--- Begin ---
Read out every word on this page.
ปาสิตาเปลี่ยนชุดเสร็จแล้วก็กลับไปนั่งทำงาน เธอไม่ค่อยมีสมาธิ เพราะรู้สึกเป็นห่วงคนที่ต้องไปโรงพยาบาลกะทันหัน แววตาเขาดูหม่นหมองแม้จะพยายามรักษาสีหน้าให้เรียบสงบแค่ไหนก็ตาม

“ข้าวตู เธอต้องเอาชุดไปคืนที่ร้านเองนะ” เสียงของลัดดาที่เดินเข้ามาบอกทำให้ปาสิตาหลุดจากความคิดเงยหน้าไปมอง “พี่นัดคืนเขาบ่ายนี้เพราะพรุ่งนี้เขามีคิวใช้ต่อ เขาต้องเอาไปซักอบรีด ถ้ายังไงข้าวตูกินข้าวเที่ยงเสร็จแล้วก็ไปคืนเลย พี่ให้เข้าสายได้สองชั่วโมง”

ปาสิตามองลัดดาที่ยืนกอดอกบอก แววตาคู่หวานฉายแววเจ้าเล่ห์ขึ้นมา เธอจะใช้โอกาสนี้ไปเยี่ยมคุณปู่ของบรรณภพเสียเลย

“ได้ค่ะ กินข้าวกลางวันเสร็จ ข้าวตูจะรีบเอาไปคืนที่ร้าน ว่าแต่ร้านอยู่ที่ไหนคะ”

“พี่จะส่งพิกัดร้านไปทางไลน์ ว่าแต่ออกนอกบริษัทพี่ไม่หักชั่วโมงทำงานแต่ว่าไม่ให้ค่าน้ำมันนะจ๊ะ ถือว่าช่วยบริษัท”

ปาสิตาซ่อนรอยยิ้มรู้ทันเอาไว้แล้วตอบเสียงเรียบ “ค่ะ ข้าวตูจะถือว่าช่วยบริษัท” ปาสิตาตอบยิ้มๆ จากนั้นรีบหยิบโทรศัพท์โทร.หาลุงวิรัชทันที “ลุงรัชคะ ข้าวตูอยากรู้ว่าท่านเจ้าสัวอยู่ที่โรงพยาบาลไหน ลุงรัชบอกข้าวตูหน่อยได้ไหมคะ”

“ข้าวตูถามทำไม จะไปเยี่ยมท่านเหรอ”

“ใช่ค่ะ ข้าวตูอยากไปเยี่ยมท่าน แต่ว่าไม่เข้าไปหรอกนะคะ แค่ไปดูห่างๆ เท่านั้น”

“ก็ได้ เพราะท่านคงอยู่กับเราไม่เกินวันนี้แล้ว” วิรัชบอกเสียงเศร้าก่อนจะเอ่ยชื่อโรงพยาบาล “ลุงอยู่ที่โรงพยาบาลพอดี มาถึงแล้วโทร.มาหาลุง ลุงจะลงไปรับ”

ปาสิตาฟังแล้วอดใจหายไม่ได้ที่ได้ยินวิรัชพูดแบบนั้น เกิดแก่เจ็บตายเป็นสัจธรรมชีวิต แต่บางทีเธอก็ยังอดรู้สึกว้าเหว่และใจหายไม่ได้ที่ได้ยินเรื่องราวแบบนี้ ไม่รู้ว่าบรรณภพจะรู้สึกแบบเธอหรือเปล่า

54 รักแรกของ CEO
--- End ---
* [Written request]:
Find the lines above that contain the word "วยบร" and collect them.

* [Task answer]:
“พี่จะส่งพิกัดร้านไปทางไลน์ ว่าแต่ออกนอกบริษัทพี่ไม่หักชั่วโมงทำงานแต่ว่าไม่ให้ค่าน้ำมันนะจ๊ะ ถือว่าช่วยบริษัท”
ปาสิตาซ่อนรอยยิ้มรู้ทันเอาไว้แล้วตอบเสียงเรียบ “ค่ะ ข้าวตูจะถือว่าช่วยบริษัท” ปาสิตาตอบยิ้มๆ จากนั้นรีบหยิบโทรศัพท์โทร.หาลุงวิรัชทันที “ลุงรัชคะ ข้าวตูอยากรู้ว่าท่านเจ้าสัวอยู่ที่โรงพยาบาลไหน ลุงรัชบอกข้าวตูหน่อยได้ไหมคะ”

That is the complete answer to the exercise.